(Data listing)
+++++
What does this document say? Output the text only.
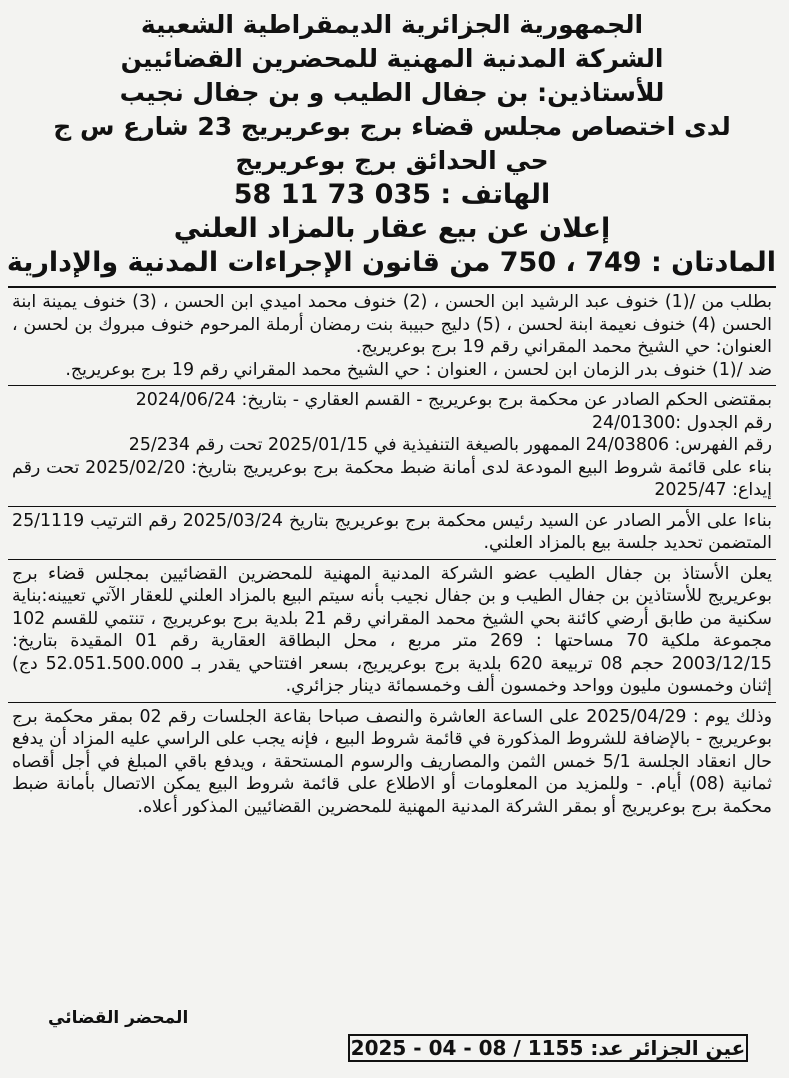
الجمهورية الجزائرية الديمقراطية الشعبية
الشركة المدنية المهنية للمحضرين القضائيين
للأستاذين: بن جفال الطيب و بن جفال نجيب
لدى اختصاص مجلس قضاء برج بوعريريج 23 شارع س ج
حي الحدائق برج بوعريريج
الهاتف : 035 73 11 58
إعلان عن بيع عقار بالمزاد العلني
المادتان : 749 ، 750 من قانون الإجراءات المدنية والإدارية

بطلب من /(1) خنوف عبد الرشيد ابن الحسن ، (2) خنوف محمد اميدي ابن الحسن ، (3) خنوف يمينة ابنة الحسن (4) خنوف نعيمة ابنة لحسن ، (5) دليج حبيبة بنت رمضان أرملة المرحوم خنوف مبروك بن لحسن ، العنوان: حي الشيخ محمد المقراني رقم 19 برج بوعريريج.

ضد /(1) خنوف بدر الزمان ابن لحسن ، العنوان : حي الشيخ محمد المقراني رقم 19 برج بوعريريج.

بمقتضى الحكم الصادر عن محكمة برج بوعريريج - القسم العقاري - بتاريخ: 2024/06/24

رقم الجدول :24/01300

رقم الفهرس: 24/03806 الممهور بالصيغة التنفيذية في 2025/01/15 تحت رقم 25/234

بناء على قائمة شروط البيع المودعة لدى أمانة ضبط محكمة برج بوعريريج بتاريخ: 2025/02/20 تحت رقم إيداع: 2025/47

بناءا على الأمر الصادر عن السيد رئيس محكمة برج بوعريريج بتاريخ 2025/03/24 رقم الترتيب 25/1119 المتضمن تحديد جلسة بيع بالمزاد العلني.

يعلن الأستاذ بن جفال الطيب عضو الشركة المدنية المهنية للمحضرين القضائيين بمجلس قضاء برج بوعريريج للأستاذين بن جفال الطيب و بن جفال نجيب بأنه سيتم البيع بالمزاد العلني للعقار الآتي تعيينه:بناية سكنية من طابق أرضي كائنة بحي الشيخ محمد المقراني رقم 21 بلدية برج بوعريريج ، تنتمي للقسم 102 مجموعة ملكية 70 مساحتها : 269 متر مربع ، محل البطاقة العقارية رقم 01 المقيدة بتاريخ: 2003/12/15 حجم 08 تربيعة 620 بلدية برج بوعريريج، بسعر افتتاحي يقدر بـ 52.051.500.000 دج) إثنان وخمسون مليون وواحد وخمسون ألف وخمسمائة دينار جزائري.

وذلك يوم : 2025/04/29 على الساعة العاشرة والنصف صباحا بقاعة الجلسات رقم 02 بمقر محكمة برج بوعريريج - بالإضافة للشروط المذكورة في قائمة شروط البيع ، فإنه يجب على الراسي عليه المزاد أن يدفع حال انعقاد الجلسة 5/1 خمس الثمن والمصاريف والرسوم المستحقة ، ويدفع باقي المبلغ في أجل أقصاه ثمانية (08) أيام. - وللمزيد من المعلومات أو الاطلاع على قائمة شروط البيع يمكن الاتصال بأمانة ضبط محكمة برج بوعريريج أو بمقر الشركة المدنية المهنية للمحضرين القضائيين المذكور أعلاه.

المحضر القضائي
عين الجزائر عد: 1155 / 08 - 04 - 2025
+++++
Goal of the exercise> Reproduce each record above by retyping it exactly; omit all images.

Solution for this exercise>
What does this document say? Output the text only.
الجمهورية الجزائرية الديمقراطية الشعبية
الشركة المدنية المهنية للمحضرين القضائيين
للأستاذين: بن جفال الطيب و بن جفال نجيب
لدى اختصاص مجلس قضاء برج بوعريريج 23 شارع س ج
حي الحدائق برج بوعريريج
الهاتف : 035 73 11 58
إعلان عن بيع عقار بالمزاد العلني
المادتان : 749 ، 750 من قانون الإجراءات المدنية والإدارية

بطلب من /(1) خنوف عبد الرشيد ابن الحسن ، (2) خنوف محمد اميدي ابن الحسن ، (3) خنوف يمينة ابنة الحسن (4) خنوف نعيمة ابنة لحسن ، (5) دليج حبيبة بنت رمضان أرملة المرحوم خنوف مبروك بن لحسن ، العنوان: حي الشيخ محمد المقراني رقم 19 برج بوعريريج.

ضد /(1) خنوف بدر الزمان ابن لحسن ، العنوان : حي الشيخ محمد المقراني رقم 19 برج بوعريريج.

بمقتضى الحكم الصادر عن محكمة برج بوعريريج - القسم العقاري - بتاريخ: 2024/06/24

رقم الجدول :24/01300

رقم الفهرس: 24/03806 الممهور بالصيغة التنفيذية في 2025/01/15 تحت رقم 25/234

بناء على قائمة شروط البيع المودعة لدى أمانة ضبط محكمة برج بوعريريج بتاريخ: 2025/02/20 تحت رقم إيداع: 2025/47

بناءا على الأمر الصادر عن السيد رئيس محكمة برج بوعريريج بتاريخ 2025/03/24 رقم الترتيب 25/1119 المتضمن تحديد جلسة بيع بالمزاد العلني.

يعلن الأستاذ بن جفال الطيب عضو الشركة المدنية المهنية للمحضرين القضائيين بمجلس قضاء برج بوعريريج للأستاذين بن جفال الطيب و بن جفال نجيب بأنه سيتم البيع بالمزاد العلني للعقار الآتي تعيينه:بناية سكنية من طابق أرضي كائنة بحي الشيخ محمد المقراني رقم 21 بلدية برج بوعريريج ، تنتمي للقسم 102 مجموعة ملكية 70 مساحتها : 269 متر مربع ، محل البطاقة العقارية رقم 01 المقيدة بتاريخ: 2003/12/15 حجم 08 تربيعة 620 بلدية برج بوعريريج، بسعر افتتاحي يقدر بـ 52.051.500.000 دج) إثنان وخمسون مليون وواحد وخمسون ألف وخمسمائة دينار جزائري.

وذلك يوم : 2025/04/29 على الساعة العاشرة والنصف صباحا بقاعة الجلسات رقم 02 بمقر محكمة برج بوعريريج - بالإضافة للشروط المذكورة في قائمة شروط البيع ، فإنه يجب على الراسي عليه المزاد أن يدفع حال انعقاد الجلسة 5/1 خمس الثمن والمصاريف والرسوم المستحقة ، ويدفع باقي المبلغ في أجل أقصاه ثمانية (08) أيام. - وللمزيد من المعلومات أو الاطلاع على قائمة شروط البيع يمكن الاتصال بأمانة ضبط محكمة برج بوعريريج أو بمقر الشركة المدنية المهنية للمحضرين القضائيين المذكور أعلاه.

المحضر القضائي
عين الجزائر عد: 1155 / 08 - 04 - 2025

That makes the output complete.